--- Records for this exercise ---

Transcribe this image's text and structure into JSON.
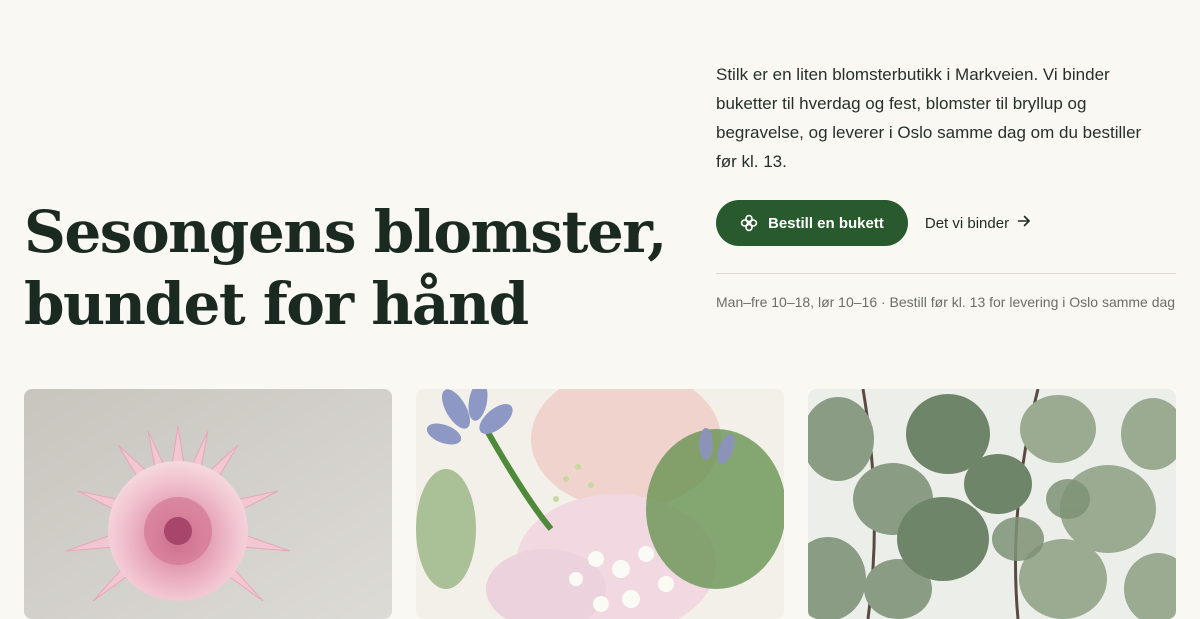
{
  "hero": {
    "title_line1": "Sesongens blomster,",
    "title_line2": "bundet for hånd"
  },
  "intro": {
    "text": "Stilk er en liten blomsterbutikk i Markveien. Vi binder buketter til hverdag og fest, blomster til bryllup og begravelse, og leverer i Oslo samme dag om du bestiller før kl. 13."
  },
  "cta": {
    "primary_label": "Bestill en bukett",
    "primary_icon": "flower-icon",
    "secondary_label": "Det vi binder",
    "secondary_icon": "arrow-right-icon"
  },
  "info": {
    "hours": "Man–fre 10–18, lør 10–16 · Bestill før kl. 13 for levering i Oslo samme dag"
  },
  "gallery": {
    "images": [
      "dahlia-photo",
      "bouquet-photo",
      "eucalyptus-photo"
    ]
  },
  "colors": {
    "background": "#faf8f3",
    "accent": "#285a2e",
    "heading": "#1b2a20",
    "muted": "#6b6e68"
  }
}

--- What is required ---
Copy out each line of the material that holds the word "blomster".

--- Task solution ---
    "title_line1": "Sesongens blomster,",
    "text": "Stilk er en liten blomsterbutikk i Markveien. Vi binder buketter til hverdag og fest, blomster til bryllup og begravelse, og leverer i Oslo samme dag om du bestiller før kl. 13."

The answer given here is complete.